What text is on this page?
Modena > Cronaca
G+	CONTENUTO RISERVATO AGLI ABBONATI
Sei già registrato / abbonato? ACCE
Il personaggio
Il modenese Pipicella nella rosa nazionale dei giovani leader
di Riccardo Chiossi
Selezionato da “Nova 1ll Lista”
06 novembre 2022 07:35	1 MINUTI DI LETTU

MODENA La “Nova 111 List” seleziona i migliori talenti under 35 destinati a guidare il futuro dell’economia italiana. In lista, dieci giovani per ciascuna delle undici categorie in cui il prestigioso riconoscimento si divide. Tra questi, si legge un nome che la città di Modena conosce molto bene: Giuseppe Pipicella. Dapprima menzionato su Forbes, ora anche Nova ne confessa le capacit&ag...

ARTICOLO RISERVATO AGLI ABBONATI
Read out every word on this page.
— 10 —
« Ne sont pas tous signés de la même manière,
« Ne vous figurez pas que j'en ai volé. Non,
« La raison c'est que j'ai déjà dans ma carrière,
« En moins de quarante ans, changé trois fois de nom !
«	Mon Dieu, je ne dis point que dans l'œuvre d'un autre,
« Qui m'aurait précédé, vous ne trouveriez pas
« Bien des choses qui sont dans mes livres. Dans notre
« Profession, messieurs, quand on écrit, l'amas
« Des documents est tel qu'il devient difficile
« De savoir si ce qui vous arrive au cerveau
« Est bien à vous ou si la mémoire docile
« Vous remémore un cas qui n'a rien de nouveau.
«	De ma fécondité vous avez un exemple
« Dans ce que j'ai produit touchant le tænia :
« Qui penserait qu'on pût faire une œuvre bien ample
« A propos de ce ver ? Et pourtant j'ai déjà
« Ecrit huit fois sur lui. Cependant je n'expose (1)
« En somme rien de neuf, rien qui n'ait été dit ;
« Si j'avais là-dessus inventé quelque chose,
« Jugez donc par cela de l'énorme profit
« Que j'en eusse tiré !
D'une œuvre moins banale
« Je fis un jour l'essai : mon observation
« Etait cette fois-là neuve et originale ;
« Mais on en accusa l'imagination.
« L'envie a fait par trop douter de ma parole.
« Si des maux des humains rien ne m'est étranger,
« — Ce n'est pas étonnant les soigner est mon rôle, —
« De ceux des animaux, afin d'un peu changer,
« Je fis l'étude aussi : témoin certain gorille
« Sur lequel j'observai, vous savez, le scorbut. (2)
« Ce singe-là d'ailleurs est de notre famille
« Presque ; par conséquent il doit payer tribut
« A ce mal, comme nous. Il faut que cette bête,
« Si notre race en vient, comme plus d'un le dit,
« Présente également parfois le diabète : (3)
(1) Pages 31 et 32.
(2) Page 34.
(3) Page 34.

------------------------------------------------------------

• _Instructions for the task_
Each line that has the word "rien" counts once. How many such lines are in the data? Give the number alone.

• _Full response_
3